§ Excerpted records

+ + + + +

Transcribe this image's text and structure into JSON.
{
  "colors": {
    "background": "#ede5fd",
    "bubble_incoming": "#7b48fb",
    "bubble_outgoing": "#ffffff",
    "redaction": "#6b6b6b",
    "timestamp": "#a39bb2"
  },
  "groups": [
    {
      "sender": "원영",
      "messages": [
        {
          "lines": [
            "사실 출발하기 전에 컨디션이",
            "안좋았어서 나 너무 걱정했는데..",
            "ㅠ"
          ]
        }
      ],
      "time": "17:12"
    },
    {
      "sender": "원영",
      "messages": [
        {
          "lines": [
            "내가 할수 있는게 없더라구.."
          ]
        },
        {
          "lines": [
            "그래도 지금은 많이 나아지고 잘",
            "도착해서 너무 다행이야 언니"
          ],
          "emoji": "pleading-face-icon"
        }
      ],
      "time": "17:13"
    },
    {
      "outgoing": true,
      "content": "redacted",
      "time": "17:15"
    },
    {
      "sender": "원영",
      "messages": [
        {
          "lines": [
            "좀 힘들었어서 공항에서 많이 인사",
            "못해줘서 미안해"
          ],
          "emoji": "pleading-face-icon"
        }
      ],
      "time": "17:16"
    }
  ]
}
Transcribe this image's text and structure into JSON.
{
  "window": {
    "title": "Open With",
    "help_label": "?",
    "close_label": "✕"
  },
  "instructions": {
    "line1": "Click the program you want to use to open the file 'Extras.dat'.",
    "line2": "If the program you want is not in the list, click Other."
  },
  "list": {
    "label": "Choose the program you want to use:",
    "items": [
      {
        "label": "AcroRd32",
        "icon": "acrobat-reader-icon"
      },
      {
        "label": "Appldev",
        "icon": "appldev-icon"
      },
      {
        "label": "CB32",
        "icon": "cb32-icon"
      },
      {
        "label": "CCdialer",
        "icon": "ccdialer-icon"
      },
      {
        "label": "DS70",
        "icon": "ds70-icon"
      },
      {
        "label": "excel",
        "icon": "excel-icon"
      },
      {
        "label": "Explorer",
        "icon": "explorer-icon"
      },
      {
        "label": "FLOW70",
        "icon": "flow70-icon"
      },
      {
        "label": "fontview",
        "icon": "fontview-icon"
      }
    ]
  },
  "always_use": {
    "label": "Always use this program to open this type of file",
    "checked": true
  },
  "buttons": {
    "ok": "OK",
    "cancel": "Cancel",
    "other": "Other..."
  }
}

+ + + + +

§ What is expected
Give the number of lines in the listing above that contain "file", and nothing else.

§ Full solution
2